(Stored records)
━━━━━━━━━━━━━━━━━━━━━━━━━━━━━━
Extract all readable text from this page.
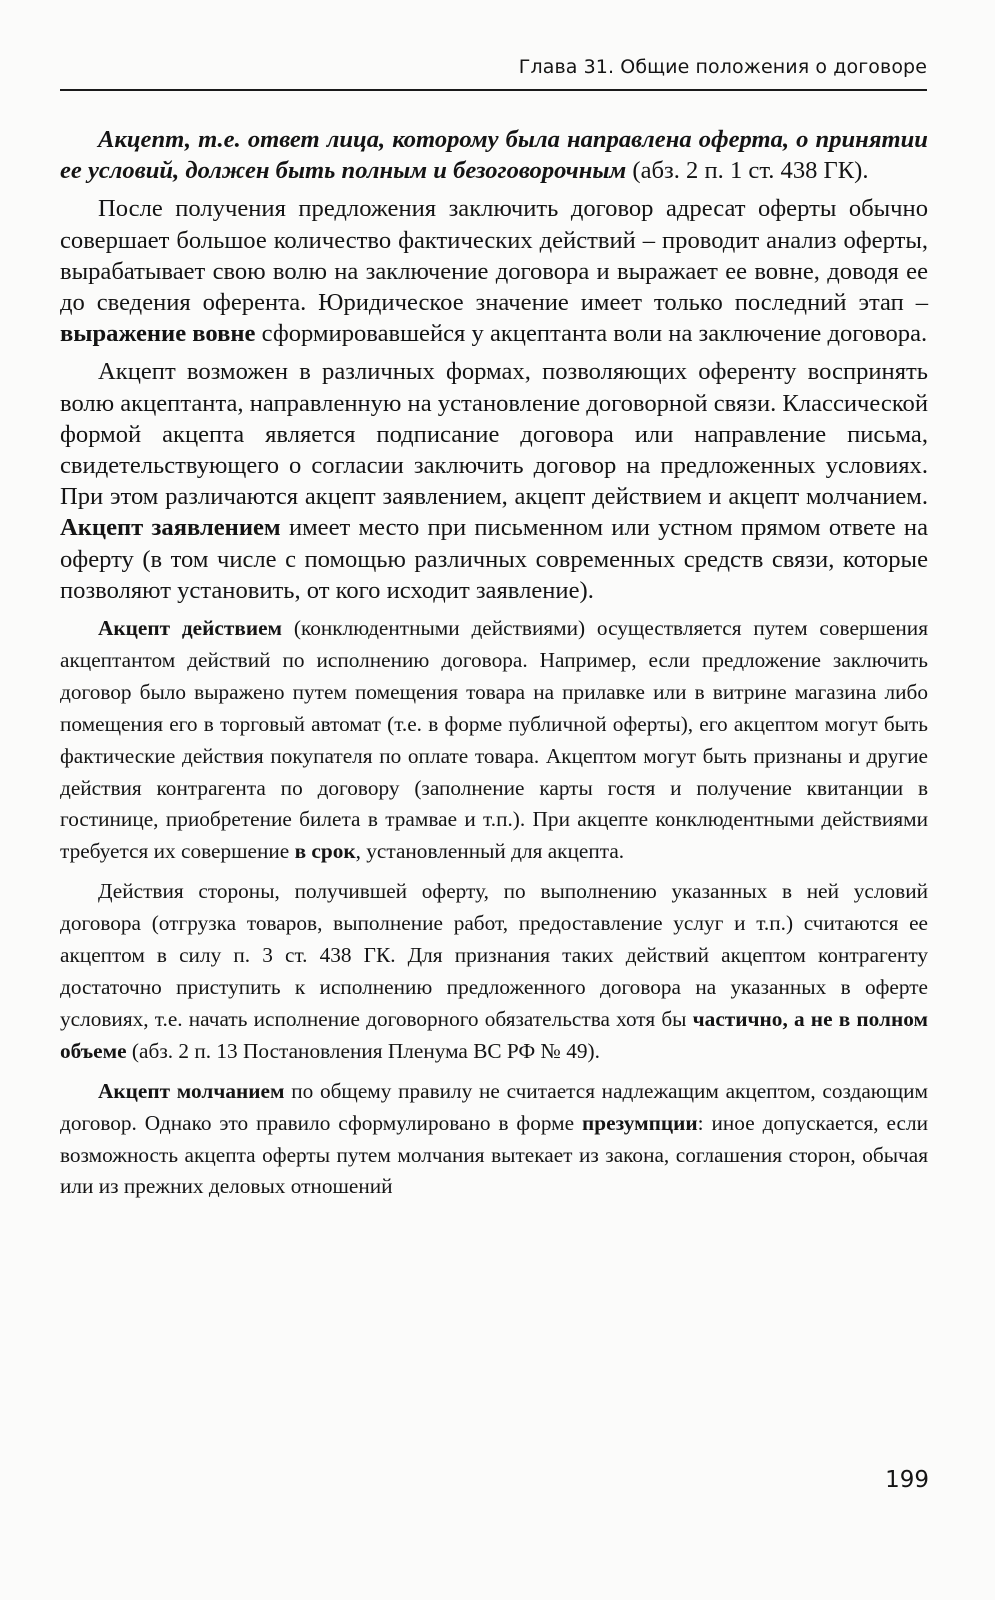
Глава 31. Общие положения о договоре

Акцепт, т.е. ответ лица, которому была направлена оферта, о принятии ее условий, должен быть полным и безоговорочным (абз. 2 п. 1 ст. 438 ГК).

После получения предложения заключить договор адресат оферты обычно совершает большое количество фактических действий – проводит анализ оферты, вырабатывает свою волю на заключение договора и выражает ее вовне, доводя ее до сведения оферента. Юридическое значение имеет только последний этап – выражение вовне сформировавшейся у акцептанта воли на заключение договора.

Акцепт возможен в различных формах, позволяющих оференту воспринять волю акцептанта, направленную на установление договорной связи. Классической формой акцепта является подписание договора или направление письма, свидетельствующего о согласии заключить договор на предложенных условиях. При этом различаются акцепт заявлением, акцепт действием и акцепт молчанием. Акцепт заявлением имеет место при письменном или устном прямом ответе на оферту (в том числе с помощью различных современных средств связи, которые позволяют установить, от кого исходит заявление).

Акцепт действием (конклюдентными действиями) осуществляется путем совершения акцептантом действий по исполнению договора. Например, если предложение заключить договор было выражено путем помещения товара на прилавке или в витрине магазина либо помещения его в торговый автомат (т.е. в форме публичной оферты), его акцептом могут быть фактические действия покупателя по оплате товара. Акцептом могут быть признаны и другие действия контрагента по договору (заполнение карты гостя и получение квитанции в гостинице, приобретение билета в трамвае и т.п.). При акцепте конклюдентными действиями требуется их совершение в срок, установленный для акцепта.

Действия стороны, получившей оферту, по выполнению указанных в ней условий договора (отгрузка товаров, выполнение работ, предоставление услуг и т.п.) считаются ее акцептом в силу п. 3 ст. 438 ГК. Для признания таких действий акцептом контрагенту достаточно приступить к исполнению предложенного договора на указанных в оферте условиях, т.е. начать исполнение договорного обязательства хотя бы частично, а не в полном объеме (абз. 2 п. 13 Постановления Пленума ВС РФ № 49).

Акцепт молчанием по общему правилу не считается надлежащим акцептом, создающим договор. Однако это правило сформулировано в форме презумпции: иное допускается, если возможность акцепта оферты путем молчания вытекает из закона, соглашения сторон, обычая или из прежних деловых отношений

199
━━━━━━━━━━━━━━━━━━━━━━━━━━━━━━
Your instructions:
Pull out each line of the records holding the string "условиях".

Task response:
Акцепт возможен в различных формах, позволяющих оференту воспринять волю акцептанта, направленную на установление договорной связи. Классической формой акцепта является подписание договора или направление письма, свидетельствующего о согласии заключить договор на предложенных условиях. При этом различаются акцепт заявлением, акцепт действием и акцепт молчанием. Акцепт заявлением имеет место при письменном или устном прямом ответе на оферту (в том числе с помощью различных современных средств связи, которые позволяют установить, от кого исходит заявление).
Действия стороны, получившей оферту, по выполнению указанных в ней условий договора (отгрузка товаров, выполнение работ, предоставление услуг и т.п.) считаются ее акцептом в силу п. 3 ст. 438 ГК. Для признания таких действий акцептом контрагенту достаточно приступить к исполнению предложенного договора на указанных в оферте условиях, т.е. начать исполнение договорного обязательства хотя бы частично, а не в полном объеме (абз. 2 п. 13 Постановления Пленума ВС РФ № 49).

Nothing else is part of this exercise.